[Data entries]
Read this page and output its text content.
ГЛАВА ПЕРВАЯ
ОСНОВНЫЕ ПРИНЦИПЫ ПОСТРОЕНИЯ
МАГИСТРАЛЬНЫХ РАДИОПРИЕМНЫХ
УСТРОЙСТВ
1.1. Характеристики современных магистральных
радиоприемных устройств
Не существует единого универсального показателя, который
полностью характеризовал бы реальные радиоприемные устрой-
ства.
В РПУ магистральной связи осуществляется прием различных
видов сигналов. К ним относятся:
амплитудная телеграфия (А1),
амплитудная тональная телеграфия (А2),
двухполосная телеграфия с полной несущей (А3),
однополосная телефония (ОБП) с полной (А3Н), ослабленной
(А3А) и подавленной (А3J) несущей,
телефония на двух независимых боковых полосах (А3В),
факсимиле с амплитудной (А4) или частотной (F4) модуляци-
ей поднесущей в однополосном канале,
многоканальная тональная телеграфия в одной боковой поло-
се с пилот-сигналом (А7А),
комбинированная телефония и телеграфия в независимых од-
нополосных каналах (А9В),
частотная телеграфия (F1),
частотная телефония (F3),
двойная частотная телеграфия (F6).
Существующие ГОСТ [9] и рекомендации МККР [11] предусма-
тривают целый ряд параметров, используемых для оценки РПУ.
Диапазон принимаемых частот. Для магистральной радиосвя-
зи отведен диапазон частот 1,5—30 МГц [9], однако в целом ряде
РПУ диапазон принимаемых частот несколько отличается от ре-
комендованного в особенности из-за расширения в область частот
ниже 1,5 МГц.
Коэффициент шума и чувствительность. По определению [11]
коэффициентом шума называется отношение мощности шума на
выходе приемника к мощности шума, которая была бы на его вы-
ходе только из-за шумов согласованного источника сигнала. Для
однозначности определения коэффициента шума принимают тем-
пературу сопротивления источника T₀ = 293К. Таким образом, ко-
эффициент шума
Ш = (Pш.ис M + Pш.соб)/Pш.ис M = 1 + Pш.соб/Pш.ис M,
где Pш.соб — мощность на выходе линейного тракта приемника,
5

# What you are asked to do
Copy every line of the material, please, keeping it exactly the same.

# The solution
Read this page and output its text content.
ГЛАВА ПЕРВАЯ
ОСНОВНЫЕ ПРИНЦИПЫ ПОСТРОЕНИЯ
МАГИСТРАЛЬНЫХ РАДИОПРИЕМНЫХ
УСТРОЙСТВ
1.1. Характеристики современных магистральных
радиоприемных устройств
Не существует единого универсального показателя, который
полностью характеризовал бы реальные радиоприемные устрой-
ства.
В РПУ магистральной связи осуществляется прием различных
видов сигналов. К ним относятся:
амплитудная телеграфия (А1),
амплитудная тональная телеграфия (А2),
двухполосная телеграфия с полной несущей (А3),
однополосная телефония (ОБП) с полной (А3Н), ослабленной
(А3А) и подавленной (А3J) несущей,
телефония на двух независимых боковых полосах (А3В),
факсимиле с амплитудной (А4) или частотной (F4) модуляци-
ей поднесущей в однополосном канале,
многоканальная тональная телеграфия в одной боковой поло-
се с пилот-сигналом (А7А),
комбинированная телефония и телеграфия в независимых од-
нополосных каналах (А9В),
частотная телеграфия (F1),
частотная телефония (F3),
двойная частотная телеграфия (F6).
Существующие ГОСТ [9] и рекомендации МККР [11] предусма-
тривают целый ряд параметров, используемых для оценки РПУ.
Диапазон принимаемых частот. Для магистральной радиосвя-
зи отведен диапазон частот 1,5—30 МГц [9], однако в целом ряде
РПУ диапазон принимаемых частот несколько отличается от ре-
комендованного в особенности из-за расширения в область частот
ниже 1,5 МГц.
Коэффициент шума и чувствительность. По определению [11]
коэффициентом шума называется отношение мощности шума на
выходе приемника к мощности шума, которая была бы на его вы-
ходе только из-за шумов согласованного источника сигнала. Для
однозначности определения коэффициента шума принимают тем-
пературу сопротивления источника T₀ = 293К. Таким образом, ко-
эффициент шума
Ш = (Pш.ис M + Pш.соб)/Pш.ис M = 1 + Pш.соб/Pш.ис M,
где Pш.соб — мощность на выходе линейного тракта приемника,
5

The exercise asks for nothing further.